- [WHAT IS ASKED]:
Return every line of the listing below word for word, leaving out the pictures.

- [MATERIALS PROVIDED]:
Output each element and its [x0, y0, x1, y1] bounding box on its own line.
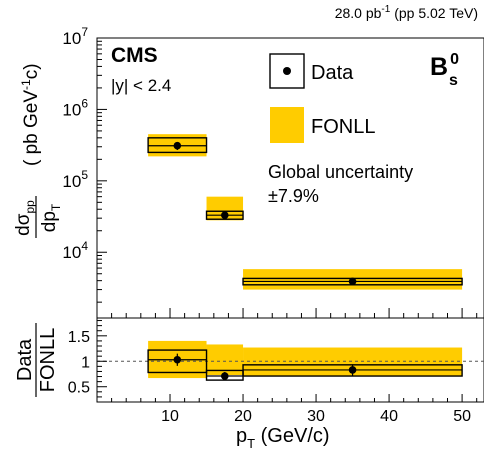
global-uncertainty-line2: ±7.9%	[268, 186, 319, 206]
top-y-tick-label-0: 104	[62, 239, 88, 262]
top-y-tick-label-2: 106	[62, 96, 88, 119]
data-syst-box-0	[147, 137, 208, 154]
data-point-2	[348, 277, 357, 286]
global-uncertainty-line1: Global uncertainty	[268, 162, 413, 182]
x-tick-label-1: 20	[234, 408, 252, 425]
experiment-label: CMS	[111, 44, 158, 67]
ratio-y-tick-label-2: 1.5	[68, 329, 90, 346]
legend-data-marker-icon	[283, 67, 291, 75]
svg-text:dσpp: dσpp	[13, 200, 37, 236]
legend-data-label: Data	[311, 62, 354, 84]
legend-fonll-label: FONLL	[311, 116, 375, 138]
svg-text:dpT: dpT	[39, 203, 63, 232]
top-y-tick-label-3: 107	[62, 25, 88, 48]
luminosity-label: 28.0 pb-1 (pp 5.02 TeV)	[335, 4, 478, 21]
x-axis-label: pT (GeV/c)	[236, 425, 330, 451]
x-tick-label-0: 10	[161, 408, 179, 425]
ratio-point-2	[348, 366, 357, 374]
data-point-0	[173, 141, 182, 150]
x-tick-label-4: 50	[453, 408, 471, 425]
chart-marks	[97, 134, 484, 381]
ratio-y-axis-label: Data FONLL	[14, 323, 59, 397]
rapidity-label: |y| < 2.4	[111, 76, 171, 95]
fonll-band-1	[206, 196, 244, 221]
ratio-point-0	[173, 355, 182, 364]
legend-fonll-swatch	[270, 107, 304, 143]
top-y-tick-label-1: 105	[62, 168, 88, 191]
ratio-point-1	[220, 372, 229, 380]
x-tick-label-2: 30	[307, 408, 325, 425]
svg-text:( pb GeV-1c): ( pb GeV-1c)	[19, 63, 42, 166]
ratio-syst-box-0	[147, 349, 208, 374]
x-tick-label-3: 40	[380, 408, 398, 425]
ratio-panel-frame	[96, 317, 484, 403]
data-point-1	[220, 211, 229, 220]
top-y-axis-label: dσpp dpT ( pb GeV-1c)	[13, 63, 63, 238]
ratio-y-tick-label-0: 0.5	[68, 380, 90, 397]
ratio-y-tick-label-1: 1	[81, 354, 90, 371]
chart-axes: 10 20 30 40 50 104 105 106 107 0.5 1 1.5	[62, 25, 478, 425]
svg-text:FONLL: FONLL	[37, 328, 59, 392]
svg-text:Data: Data	[14, 338, 36, 381]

- [FULL ANSWER]:
Output each element and its [x0, y0, x1, y1] bounding box on its own line.
global-uncertainty-line2: ±7.9%	[268, 186, 319, 206]
top-y-tick-label-0: 104	[62, 239, 88, 262]
top-y-tick-label-2: 106	[62, 96, 88, 119]
data-syst-box-0	[147, 137, 208, 154]
data-point-2	[348, 277, 357, 286]
global-uncertainty-line1: Global uncertainty	[268, 162, 413, 182]
x-tick-label-1: 20	[234, 408, 252, 425]
experiment-label: CMS	[111, 44, 158, 67]
ratio-y-tick-label-2: 1.5	[68, 329, 90, 346]
legend-data-marker-icon	[283, 67, 291, 75]
svg-text:dσpp: dσpp	[13, 200, 37, 236]
legend-data-label: Data	[311, 62, 354, 84]
legend-fonll-label: FONLL	[311, 116, 375, 138]
svg-text:dpT: dpT	[39, 203, 63, 232]
top-y-tick-label-3: 107	[62, 25, 88, 48]
luminosity-label: 28.0 pb-1 (pp 5.02 TeV)	[335, 4, 478, 21]
x-axis-label: pT (GeV/c)	[236, 425, 330, 451]
x-tick-label-0: 10	[161, 408, 179, 425]
ratio-point-2	[348, 366, 357, 374]
data-point-0	[173, 141, 182, 150]
x-tick-label-4: 50	[453, 408, 471, 425]
chart-marks	[97, 134, 484, 381]
ratio-y-axis-label: Data FONLL	[14, 323, 59, 397]
rapidity-label: |y| < 2.4	[111, 76, 171, 95]
fonll-band-1	[206, 196, 244, 221]
ratio-point-0	[173, 355, 182, 364]
legend-fonll-swatch	[270, 107, 304, 143]
top-y-tick-label-1: 105	[62, 168, 88, 191]
ratio-point-1	[220, 372, 229, 380]
x-tick-label-2: 30	[307, 408, 325, 425]
svg-text:( pb GeV-1c): ( pb GeV-1c)	[19, 63, 42, 166]
ratio-syst-box-0	[147, 349, 208, 374]
x-tick-label-3: 40	[380, 408, 398, 425]
ratio-panel-frame	[96, 317, 484, 403]
data-point-1	[220, 211, 229, 220]
top-y-axis-label: dσpp dpT ( pb GeV-1c)	[13, 63, 63, 238]
ratio-y-tick-label-0: 0.5	[68, 380, 90, 397]
ratio-y-tick-label-1: 1	[81, 354, 90, 371]
chart-axes: 10 20 30 40 50 104 105 106 107 0.5 1 1.5	[62, 25, 478, 425]
svg-text:FONLL: FONLL	[37, 328, 59, 392]
svg-text:Data: Data	[14, 338, 36, 381]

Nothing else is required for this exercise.